DIRECTIONS: Go through the entries one line at a time, and gather every line that has the word "ylabel".

═══ DATA TO PROCESS

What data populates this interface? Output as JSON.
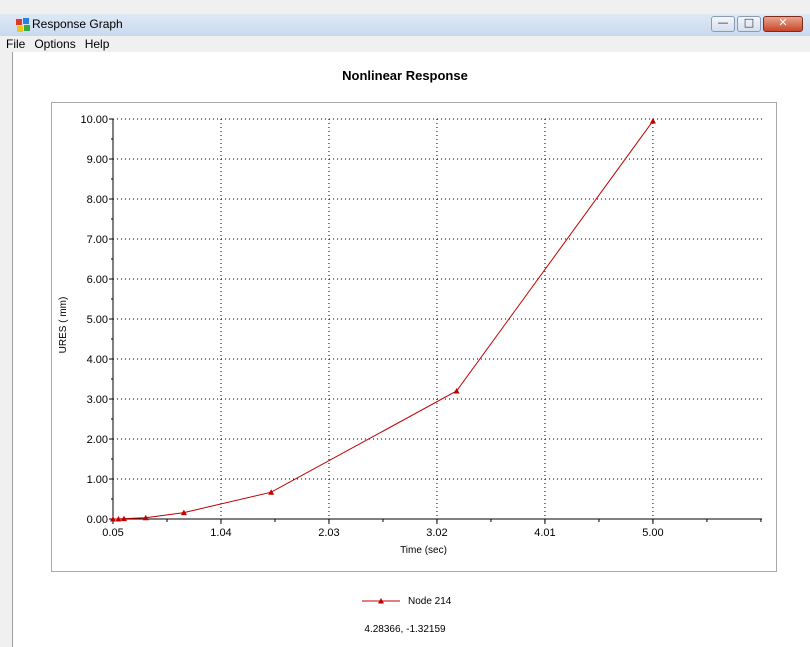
{
  "window": {
    "title": "Response Graph",
    "icon": "app-colorful-icon"
  },
  "window_controls": {
    "minimize_glyph": "—",
    "maximize_glyph": "□",
    "close_glyph": "✕"
  },
  "menu": {
    "items": [
      {
        "label": "File"
      },
      {
        "label": "Options"
      },
      {
        "label": "Help"
      }
    ]
  },
  "coordinate_readout": "4.28366, -1.32159",
  "colors": {
    "series": "#c00000",
    "grid": "#000000",
    "axis": "#000000"
  },
  "chart_data": {
    "type": "line",
    "title": "Nonlinear Response",
    "xlabel": "Time (sec)",
    "ylabel": "URES ( mm)",
    "xlim": [
      0.05,
      6.0
    ],
    "ylim": [
      0.0,
      10.0
    ],
    "x_ticks": [
      0.05,
      1.04,
      2.03,
      3.02,
      4.01,
      5.0
    ],
    "x_tick_labels": [
      "0.05",
      "1.04",
      "2.03",
      "3.02",
      "4.01",
      "5.00"
    ],
    "y_ticks": [
      0,
      1,
      2,
      3,
      4,
      5,
      6,
      7,
      8,
      9,
      10
    ],
    "y_tick_labels": [
      "0.00",
      "1.00",
      "2.00",
      "3.00",
      "4.00",
      "5.00",
      "6.00",
      "7.00",
      "8.00",
      "9.00",
      "10.00"
    ],
    "grid": true,
    "grid_style": "dotted",
    "legend_position": "bottom-center",
    "series": [
      {
        "name": "Node 214",
        "marker": "triangle",
        "x": [
          0.05,
          0.1,
          0.15,
          0.35,
          0.7,
          1.5,
          3.2,
          5.0
        ],
        "y": [
          0.0,
          0.0,
          0.01,
          0.03,
          0.16,
          0.67,
          3.2,
          9.95
        ]
      }
    ]
  }
}
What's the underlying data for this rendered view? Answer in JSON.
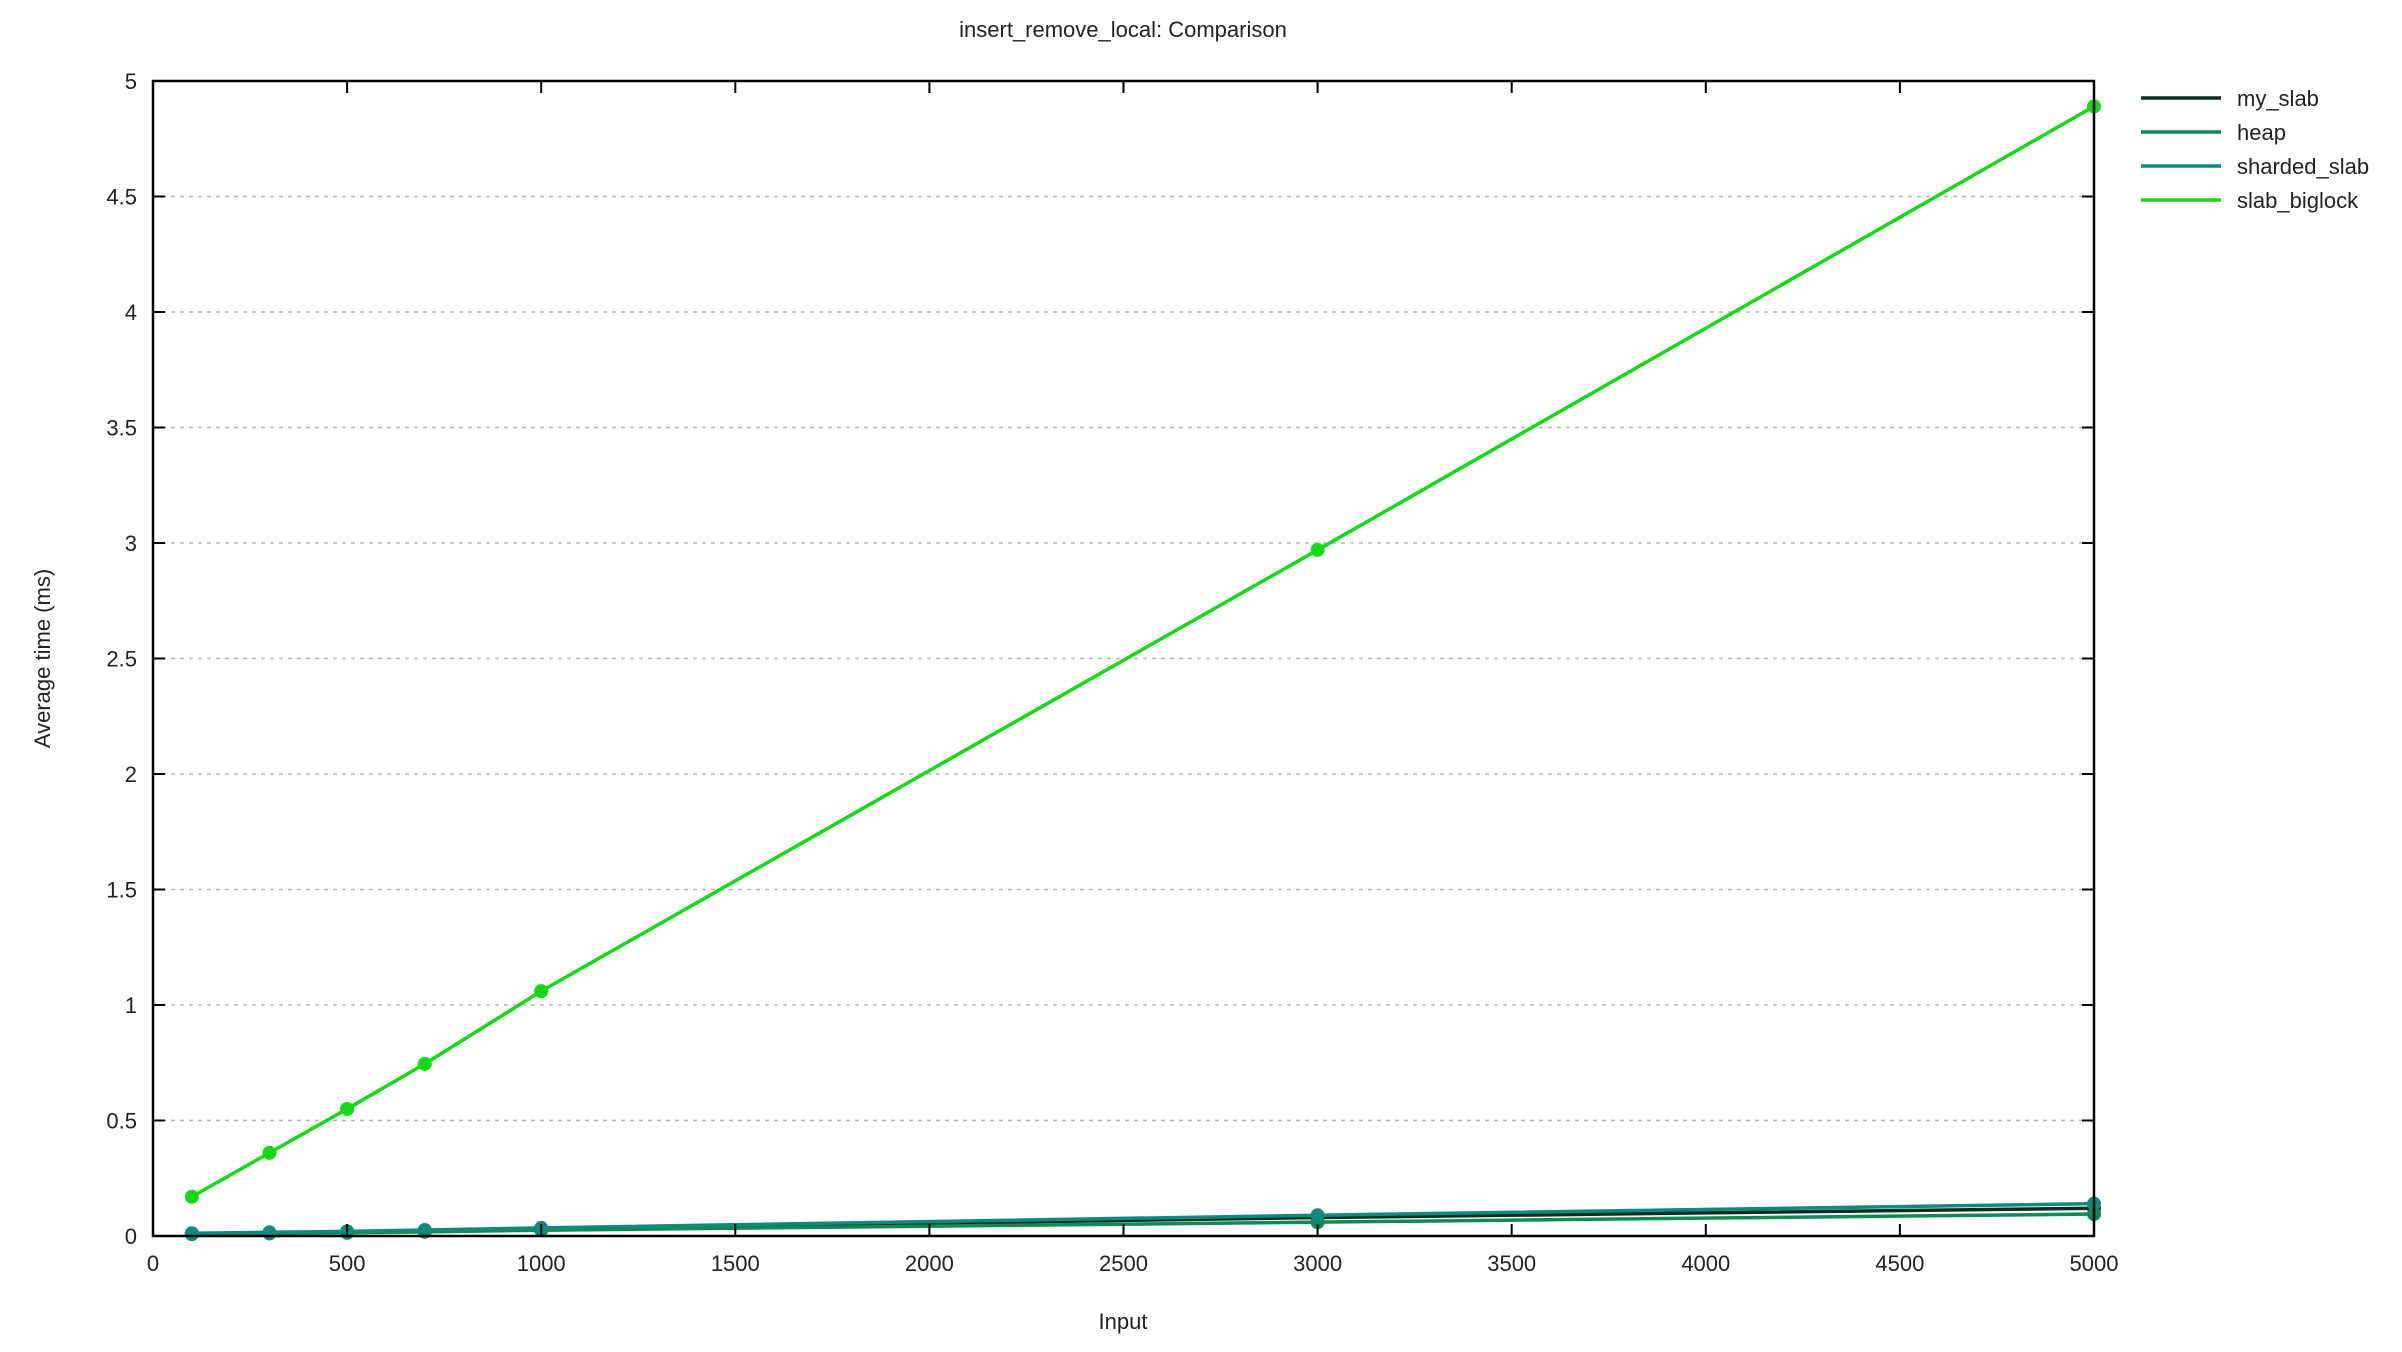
{
  "chart_data": {
    "type": "line",
    "title": "insert_remove_local: Comparison",
    "xlabel": "Input",
    "ylabel": "Average time (ms)",
    "xlim": [
      0,
      5000
    ],
    "ylim": [
      0,
      5
    ],
    "xticks": [
      "0",
      "500",
      "1000",
      "1500",
      "2000",
      "2500",
      "3000",
      "3500",
      "4000",
      "4500",
      "5000"
    ],
    "yticks": [
      "0",
      "0.5",
      "1",
      "1.5",
      "2",
      "2.5",
      "3",
      "3.5",
      "4",
      "4.5",
      "5"
    ],
    "grid": "horizontal dashed",
    "legend_position": "top-right, outside plot",
    "x": [
      100,
      300,
      500,
      700,
      1000,
      3000,
      5000
    ],
    "series": [
      {
        "name": "my_slab",
        "color": "#0b2e1f",
        "values": [
          0.01,
          0.013,
          0.017,
          0.022,
          0.03,
          0.08,
          0.12
        ]
      },
      {
        "name": "heap",
        "color": "#0f8a55",
        "values": [
          0.008,
          0.011,
          0.014,
          0.018,
          0.025,
          0.06,
          0.095
        ]
      },
      {
        "name": "sharded_slab",
        "color": "#0f8a80",
        "values": [
          0.012,
          0.016,
          0.02,
          0.026,
          0.035,
          0.09,
          0.14
        ]
      },
      {
        "name": "slab_biglock",
        "color": "#16d916",
        "values": [
          0.17,
          0.36,
          0.55,
          0.745,
          1.06,
          2.97,
          4.89
        ]
      }
    ]
  }
}
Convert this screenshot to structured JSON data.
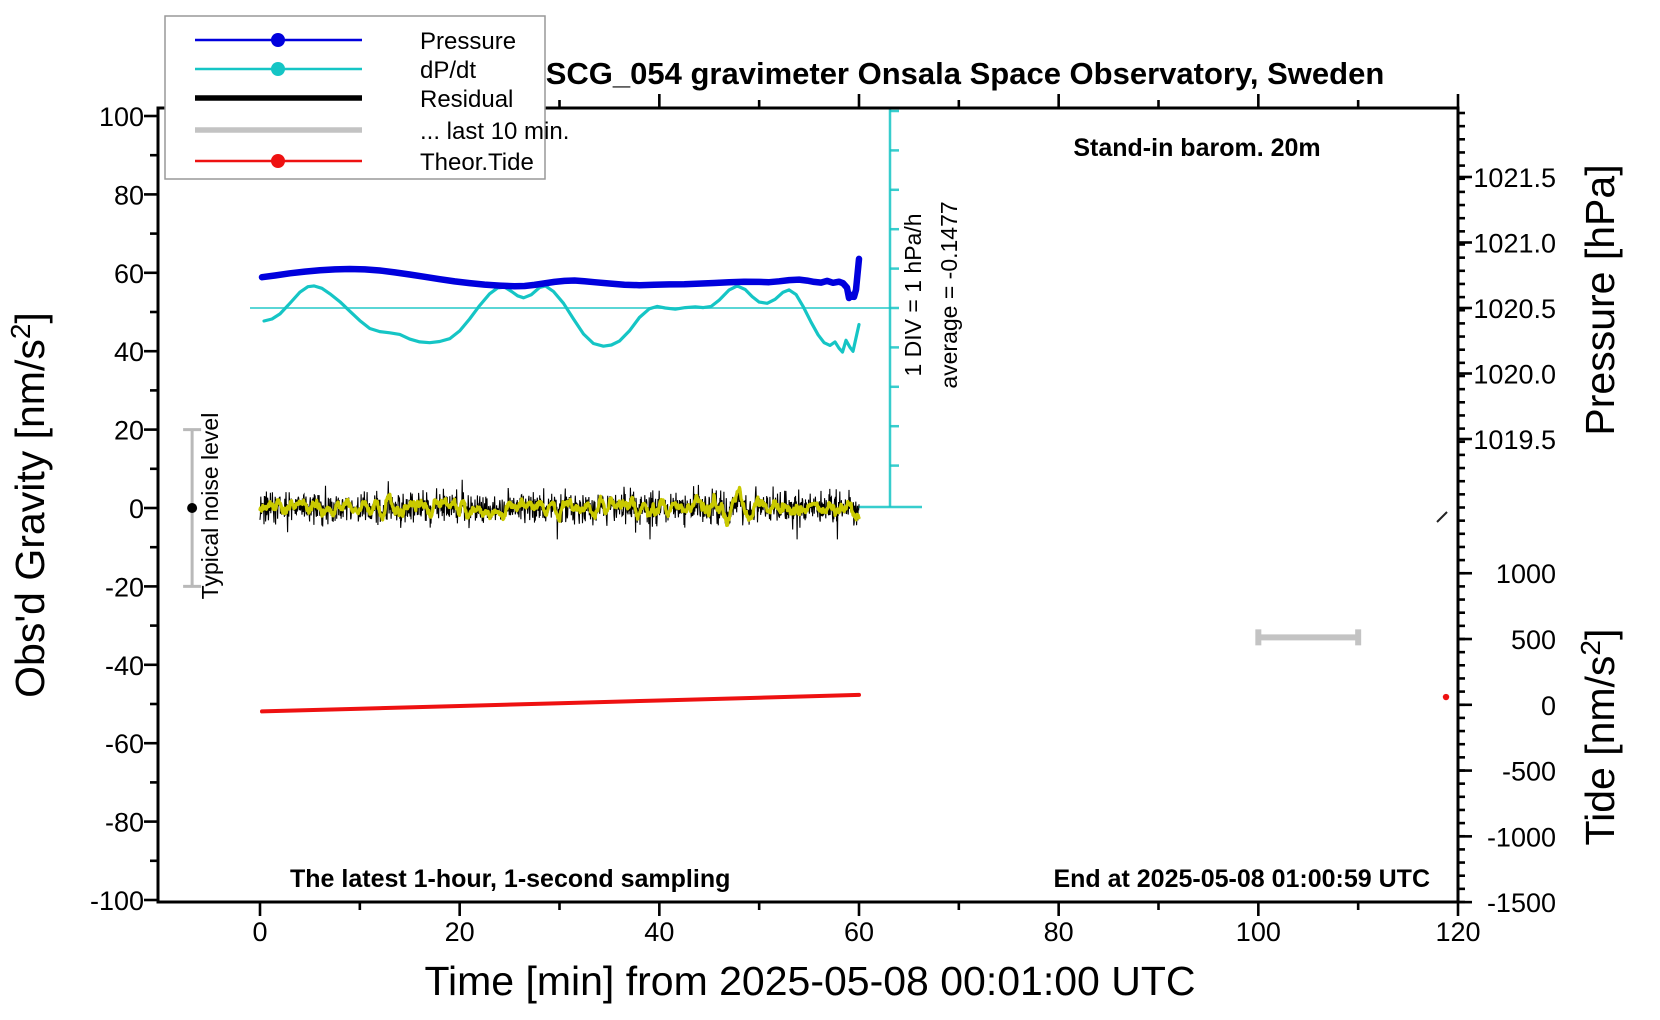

══════

TASK SOLUTION:
    "ylabel": "URES ( mm)",
    "ylabel": "Average time (ms)",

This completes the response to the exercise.